• Given instruction: Copy all lines in which the word "watermark" can be found.

• Available records:
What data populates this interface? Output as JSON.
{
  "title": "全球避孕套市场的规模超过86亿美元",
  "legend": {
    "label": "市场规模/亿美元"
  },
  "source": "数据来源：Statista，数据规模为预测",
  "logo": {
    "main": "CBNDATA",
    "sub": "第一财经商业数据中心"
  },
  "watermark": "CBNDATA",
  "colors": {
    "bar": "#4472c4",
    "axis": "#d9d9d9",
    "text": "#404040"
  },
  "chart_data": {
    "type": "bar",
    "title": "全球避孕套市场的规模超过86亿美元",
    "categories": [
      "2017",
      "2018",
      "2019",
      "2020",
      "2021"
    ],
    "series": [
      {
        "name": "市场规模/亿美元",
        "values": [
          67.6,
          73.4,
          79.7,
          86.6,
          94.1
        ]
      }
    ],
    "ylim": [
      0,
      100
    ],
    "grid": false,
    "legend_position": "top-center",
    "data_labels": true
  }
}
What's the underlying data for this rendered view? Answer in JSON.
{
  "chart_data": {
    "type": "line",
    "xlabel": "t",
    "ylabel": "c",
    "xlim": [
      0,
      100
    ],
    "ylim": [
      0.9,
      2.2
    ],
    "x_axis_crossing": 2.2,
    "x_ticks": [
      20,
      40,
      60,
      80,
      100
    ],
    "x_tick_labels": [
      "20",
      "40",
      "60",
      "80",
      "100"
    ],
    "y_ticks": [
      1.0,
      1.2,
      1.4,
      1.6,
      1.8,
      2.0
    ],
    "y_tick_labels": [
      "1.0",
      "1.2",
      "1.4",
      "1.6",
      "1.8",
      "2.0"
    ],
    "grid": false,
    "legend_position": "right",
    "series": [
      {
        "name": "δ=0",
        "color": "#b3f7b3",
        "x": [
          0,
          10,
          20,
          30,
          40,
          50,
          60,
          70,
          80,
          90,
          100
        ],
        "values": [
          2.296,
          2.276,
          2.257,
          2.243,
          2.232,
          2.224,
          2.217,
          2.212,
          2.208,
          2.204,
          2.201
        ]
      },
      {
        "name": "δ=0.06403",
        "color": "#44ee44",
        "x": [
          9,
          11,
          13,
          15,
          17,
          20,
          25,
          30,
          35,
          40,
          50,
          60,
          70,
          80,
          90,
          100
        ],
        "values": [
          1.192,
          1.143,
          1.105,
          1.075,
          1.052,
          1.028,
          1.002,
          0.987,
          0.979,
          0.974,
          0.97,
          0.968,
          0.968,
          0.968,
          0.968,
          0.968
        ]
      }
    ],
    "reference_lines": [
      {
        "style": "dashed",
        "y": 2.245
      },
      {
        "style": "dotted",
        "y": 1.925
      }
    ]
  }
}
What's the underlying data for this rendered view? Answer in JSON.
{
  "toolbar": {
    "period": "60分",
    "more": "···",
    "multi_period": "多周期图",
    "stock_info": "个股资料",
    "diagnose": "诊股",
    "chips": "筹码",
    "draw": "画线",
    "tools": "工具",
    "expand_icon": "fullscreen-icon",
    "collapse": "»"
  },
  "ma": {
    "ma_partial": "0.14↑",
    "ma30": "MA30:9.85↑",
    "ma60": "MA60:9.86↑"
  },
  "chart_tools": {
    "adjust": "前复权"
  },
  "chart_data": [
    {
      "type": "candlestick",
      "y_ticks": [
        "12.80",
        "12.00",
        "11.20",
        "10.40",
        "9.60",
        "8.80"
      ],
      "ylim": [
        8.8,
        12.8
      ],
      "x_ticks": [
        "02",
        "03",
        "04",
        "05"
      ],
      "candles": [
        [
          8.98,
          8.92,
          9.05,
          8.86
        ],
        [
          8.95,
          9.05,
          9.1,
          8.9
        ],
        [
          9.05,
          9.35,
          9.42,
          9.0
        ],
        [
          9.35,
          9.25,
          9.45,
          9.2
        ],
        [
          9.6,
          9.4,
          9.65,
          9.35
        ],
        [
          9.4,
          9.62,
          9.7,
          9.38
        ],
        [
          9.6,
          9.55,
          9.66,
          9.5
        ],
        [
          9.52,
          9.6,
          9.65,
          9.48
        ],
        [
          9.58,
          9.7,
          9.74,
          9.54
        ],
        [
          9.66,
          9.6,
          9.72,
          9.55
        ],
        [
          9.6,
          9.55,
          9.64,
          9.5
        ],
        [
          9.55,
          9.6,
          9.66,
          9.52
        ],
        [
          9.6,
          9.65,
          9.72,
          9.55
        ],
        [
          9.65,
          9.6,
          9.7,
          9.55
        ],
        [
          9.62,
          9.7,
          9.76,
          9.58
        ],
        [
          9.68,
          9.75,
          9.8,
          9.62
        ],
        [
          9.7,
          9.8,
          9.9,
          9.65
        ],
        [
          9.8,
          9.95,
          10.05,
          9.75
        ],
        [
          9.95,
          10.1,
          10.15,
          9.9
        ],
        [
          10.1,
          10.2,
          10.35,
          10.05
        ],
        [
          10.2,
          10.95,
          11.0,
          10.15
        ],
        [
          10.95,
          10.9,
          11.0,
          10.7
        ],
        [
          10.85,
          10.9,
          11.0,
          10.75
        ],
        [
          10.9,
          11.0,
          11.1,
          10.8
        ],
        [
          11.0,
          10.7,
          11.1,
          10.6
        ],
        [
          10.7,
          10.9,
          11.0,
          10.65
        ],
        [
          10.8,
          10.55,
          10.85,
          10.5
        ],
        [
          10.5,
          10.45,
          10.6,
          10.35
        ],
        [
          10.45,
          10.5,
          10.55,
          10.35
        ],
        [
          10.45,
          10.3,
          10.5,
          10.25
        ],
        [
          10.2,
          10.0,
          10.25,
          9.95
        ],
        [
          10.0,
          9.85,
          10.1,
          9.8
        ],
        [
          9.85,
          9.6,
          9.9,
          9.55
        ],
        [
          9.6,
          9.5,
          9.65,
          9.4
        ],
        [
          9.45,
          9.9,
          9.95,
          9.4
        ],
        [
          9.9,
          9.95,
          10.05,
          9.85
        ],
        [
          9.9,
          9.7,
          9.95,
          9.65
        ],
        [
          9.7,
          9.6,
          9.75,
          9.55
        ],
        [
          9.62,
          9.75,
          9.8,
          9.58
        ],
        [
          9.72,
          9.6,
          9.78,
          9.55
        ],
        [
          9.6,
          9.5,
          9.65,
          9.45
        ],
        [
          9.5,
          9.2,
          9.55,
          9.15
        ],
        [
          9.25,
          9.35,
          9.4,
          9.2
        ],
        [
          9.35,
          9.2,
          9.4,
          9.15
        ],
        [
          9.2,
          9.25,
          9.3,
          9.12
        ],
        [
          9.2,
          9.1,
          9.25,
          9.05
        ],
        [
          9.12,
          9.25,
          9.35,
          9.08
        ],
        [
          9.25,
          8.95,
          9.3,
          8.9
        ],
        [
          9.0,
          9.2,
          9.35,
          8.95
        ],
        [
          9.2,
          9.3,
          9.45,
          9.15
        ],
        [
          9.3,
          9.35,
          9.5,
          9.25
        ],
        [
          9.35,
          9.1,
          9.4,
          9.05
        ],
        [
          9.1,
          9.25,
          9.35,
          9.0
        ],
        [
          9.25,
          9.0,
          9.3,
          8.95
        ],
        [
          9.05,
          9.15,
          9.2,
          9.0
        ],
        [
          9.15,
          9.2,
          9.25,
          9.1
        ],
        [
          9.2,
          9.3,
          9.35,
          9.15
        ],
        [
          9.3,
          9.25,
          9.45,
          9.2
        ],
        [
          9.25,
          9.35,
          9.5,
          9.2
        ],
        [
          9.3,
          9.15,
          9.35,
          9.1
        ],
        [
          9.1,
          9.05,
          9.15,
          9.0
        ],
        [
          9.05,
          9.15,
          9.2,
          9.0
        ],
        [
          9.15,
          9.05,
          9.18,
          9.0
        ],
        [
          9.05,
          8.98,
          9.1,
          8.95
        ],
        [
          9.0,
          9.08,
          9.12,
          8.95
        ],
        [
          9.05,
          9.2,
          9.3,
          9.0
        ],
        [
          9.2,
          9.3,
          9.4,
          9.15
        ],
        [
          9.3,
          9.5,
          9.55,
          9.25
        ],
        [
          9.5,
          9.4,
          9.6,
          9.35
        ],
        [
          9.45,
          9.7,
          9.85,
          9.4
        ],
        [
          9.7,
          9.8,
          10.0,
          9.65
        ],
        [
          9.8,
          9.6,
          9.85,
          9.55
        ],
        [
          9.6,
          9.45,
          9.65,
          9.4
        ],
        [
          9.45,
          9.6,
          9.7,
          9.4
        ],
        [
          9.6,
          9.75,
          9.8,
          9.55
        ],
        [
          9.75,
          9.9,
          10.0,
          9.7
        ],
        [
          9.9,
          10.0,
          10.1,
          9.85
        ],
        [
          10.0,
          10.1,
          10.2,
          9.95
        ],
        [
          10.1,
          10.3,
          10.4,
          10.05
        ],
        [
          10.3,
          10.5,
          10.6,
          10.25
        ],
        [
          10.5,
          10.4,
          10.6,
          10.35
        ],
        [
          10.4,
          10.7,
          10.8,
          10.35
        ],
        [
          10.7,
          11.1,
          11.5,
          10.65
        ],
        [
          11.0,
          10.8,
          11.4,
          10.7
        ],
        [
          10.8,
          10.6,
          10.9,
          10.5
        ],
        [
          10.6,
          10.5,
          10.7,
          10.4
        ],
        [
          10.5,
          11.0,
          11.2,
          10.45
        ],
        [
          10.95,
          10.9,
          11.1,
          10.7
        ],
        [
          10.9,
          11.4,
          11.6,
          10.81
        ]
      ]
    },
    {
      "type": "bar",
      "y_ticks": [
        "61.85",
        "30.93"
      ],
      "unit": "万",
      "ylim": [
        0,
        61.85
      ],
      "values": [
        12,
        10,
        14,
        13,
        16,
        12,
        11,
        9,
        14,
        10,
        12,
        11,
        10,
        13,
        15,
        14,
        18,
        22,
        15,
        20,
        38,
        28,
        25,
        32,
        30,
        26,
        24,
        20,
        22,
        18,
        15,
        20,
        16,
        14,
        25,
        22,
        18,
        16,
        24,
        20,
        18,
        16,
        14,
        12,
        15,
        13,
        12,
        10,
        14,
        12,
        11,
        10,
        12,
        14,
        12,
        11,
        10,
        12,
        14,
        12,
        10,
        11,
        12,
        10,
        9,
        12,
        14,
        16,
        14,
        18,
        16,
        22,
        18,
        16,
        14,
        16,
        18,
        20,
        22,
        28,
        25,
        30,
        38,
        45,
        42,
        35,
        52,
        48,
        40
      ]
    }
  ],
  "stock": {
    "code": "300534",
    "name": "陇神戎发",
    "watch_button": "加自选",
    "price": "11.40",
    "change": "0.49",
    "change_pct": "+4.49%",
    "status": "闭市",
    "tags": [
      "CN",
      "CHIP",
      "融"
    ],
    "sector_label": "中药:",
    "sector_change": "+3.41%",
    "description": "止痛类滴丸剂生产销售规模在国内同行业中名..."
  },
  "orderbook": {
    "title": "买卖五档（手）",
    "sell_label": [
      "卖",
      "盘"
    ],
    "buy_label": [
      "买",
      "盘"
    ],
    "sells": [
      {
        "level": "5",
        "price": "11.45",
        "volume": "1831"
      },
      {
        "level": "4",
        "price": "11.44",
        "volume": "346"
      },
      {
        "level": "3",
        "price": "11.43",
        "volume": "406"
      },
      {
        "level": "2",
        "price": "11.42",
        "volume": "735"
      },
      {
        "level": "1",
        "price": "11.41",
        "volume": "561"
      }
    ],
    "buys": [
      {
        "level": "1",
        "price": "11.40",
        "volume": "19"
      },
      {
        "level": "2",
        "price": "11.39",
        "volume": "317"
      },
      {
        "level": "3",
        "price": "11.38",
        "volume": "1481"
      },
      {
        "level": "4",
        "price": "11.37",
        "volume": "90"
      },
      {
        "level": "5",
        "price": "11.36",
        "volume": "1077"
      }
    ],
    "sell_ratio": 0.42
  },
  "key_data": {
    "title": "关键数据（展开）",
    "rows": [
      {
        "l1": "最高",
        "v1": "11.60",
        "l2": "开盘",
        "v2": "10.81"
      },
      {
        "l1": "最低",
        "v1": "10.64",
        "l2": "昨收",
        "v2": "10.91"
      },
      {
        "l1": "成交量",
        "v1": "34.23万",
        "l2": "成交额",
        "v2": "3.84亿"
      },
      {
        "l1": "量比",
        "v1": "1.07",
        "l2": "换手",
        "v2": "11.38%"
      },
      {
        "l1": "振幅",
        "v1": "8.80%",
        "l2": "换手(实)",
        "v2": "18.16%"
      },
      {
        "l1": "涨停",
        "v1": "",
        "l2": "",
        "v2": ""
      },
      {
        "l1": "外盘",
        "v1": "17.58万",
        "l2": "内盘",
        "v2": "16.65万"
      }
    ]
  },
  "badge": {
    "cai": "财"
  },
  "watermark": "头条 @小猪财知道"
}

• Task output:
  "watermark": "CBNDATA",
  "watermark": "头条 @小猪财知道"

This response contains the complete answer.